**WHAT THE TASK REQUIRES:**
Go through the material and tally the lines containing the string "教师如何与学生沟通". Give the total alone.

►

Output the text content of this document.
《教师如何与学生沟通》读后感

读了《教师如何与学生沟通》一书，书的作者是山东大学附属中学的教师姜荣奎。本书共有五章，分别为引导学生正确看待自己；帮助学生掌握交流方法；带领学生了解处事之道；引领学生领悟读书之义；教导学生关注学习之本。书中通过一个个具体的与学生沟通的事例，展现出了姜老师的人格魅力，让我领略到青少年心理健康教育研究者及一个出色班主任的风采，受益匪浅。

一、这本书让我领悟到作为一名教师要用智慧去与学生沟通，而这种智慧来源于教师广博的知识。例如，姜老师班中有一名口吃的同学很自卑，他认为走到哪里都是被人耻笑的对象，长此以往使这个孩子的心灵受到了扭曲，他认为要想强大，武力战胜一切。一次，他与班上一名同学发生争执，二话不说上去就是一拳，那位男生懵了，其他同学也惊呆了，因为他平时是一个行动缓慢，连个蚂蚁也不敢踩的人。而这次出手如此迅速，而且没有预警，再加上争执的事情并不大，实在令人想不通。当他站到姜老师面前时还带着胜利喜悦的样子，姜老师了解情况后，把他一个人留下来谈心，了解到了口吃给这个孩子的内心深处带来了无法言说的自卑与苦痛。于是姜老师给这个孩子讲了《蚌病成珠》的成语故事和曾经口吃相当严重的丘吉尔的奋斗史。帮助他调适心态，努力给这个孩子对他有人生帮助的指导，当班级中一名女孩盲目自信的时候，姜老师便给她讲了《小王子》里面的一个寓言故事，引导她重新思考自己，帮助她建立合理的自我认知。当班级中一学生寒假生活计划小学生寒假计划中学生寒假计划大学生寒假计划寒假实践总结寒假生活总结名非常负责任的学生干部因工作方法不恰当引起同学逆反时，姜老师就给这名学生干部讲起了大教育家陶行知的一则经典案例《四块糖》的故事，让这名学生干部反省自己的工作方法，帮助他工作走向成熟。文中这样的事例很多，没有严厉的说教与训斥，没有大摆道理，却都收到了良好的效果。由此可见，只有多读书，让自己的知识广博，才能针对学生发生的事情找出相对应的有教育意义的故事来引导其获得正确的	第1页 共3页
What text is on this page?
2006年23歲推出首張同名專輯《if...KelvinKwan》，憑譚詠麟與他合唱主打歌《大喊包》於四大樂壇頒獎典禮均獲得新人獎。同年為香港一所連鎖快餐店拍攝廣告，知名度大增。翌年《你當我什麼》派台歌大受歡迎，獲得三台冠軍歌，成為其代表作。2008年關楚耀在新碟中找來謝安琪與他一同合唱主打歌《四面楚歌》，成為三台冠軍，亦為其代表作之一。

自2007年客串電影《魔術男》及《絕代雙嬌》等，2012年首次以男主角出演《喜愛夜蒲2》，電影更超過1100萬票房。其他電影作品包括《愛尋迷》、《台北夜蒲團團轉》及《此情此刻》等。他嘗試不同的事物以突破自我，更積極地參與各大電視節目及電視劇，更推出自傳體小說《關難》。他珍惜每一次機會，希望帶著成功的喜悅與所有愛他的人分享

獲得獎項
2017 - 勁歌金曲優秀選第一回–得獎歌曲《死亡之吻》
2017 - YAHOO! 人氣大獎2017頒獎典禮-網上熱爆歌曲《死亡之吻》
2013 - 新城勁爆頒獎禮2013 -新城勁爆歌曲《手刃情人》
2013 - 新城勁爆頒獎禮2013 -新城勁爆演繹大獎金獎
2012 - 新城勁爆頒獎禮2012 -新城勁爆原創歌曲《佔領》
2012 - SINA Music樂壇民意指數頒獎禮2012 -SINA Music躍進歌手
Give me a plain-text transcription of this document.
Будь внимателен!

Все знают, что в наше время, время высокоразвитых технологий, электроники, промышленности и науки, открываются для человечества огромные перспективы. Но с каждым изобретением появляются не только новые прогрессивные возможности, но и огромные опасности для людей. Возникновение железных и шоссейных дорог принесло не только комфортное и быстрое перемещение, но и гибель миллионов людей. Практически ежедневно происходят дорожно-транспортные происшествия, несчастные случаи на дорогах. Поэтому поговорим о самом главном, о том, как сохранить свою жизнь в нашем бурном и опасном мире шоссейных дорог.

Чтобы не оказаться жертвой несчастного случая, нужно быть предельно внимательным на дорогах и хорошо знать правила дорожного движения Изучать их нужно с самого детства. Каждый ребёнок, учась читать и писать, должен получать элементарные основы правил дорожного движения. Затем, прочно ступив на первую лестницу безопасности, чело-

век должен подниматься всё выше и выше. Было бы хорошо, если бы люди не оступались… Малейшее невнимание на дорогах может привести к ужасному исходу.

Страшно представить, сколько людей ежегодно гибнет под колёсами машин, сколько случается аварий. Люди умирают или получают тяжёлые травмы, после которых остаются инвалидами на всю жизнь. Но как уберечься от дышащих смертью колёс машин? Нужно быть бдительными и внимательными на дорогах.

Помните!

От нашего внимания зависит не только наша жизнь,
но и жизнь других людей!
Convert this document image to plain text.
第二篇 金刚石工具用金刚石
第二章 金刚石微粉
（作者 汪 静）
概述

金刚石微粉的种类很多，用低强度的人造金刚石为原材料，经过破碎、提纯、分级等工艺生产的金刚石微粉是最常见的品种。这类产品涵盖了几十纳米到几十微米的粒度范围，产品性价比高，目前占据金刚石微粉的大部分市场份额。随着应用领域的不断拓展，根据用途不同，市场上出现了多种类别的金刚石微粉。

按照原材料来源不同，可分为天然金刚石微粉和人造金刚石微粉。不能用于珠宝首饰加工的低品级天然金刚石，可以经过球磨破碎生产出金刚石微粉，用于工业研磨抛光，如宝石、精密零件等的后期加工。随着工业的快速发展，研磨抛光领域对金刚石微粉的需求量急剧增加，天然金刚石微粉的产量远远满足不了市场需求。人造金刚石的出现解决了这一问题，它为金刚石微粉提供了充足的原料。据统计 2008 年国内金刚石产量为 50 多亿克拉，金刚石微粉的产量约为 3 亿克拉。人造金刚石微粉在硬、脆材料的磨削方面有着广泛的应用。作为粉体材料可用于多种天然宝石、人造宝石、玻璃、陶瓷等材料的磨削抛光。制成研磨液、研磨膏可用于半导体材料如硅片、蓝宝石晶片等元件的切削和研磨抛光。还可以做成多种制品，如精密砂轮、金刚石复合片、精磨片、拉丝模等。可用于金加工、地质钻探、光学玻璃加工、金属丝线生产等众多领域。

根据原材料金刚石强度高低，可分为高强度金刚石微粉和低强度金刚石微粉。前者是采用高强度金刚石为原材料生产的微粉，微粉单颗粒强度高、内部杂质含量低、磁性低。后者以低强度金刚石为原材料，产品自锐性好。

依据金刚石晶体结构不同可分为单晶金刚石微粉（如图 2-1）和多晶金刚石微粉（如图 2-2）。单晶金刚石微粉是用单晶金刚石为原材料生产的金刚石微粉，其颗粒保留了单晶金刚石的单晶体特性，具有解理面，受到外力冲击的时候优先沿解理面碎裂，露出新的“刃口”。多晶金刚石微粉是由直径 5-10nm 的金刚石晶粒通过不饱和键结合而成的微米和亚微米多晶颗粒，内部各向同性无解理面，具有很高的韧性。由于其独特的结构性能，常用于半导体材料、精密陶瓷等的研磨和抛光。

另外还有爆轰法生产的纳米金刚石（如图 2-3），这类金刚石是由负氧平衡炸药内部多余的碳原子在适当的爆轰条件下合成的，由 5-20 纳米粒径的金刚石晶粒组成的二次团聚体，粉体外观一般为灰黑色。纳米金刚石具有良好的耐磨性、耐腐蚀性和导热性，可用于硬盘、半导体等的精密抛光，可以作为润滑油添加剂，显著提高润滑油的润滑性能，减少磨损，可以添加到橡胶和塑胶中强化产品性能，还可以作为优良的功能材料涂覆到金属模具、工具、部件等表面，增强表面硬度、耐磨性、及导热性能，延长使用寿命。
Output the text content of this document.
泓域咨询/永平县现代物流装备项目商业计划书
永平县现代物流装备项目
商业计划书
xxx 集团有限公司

◄

**RESULT BELOW:**
2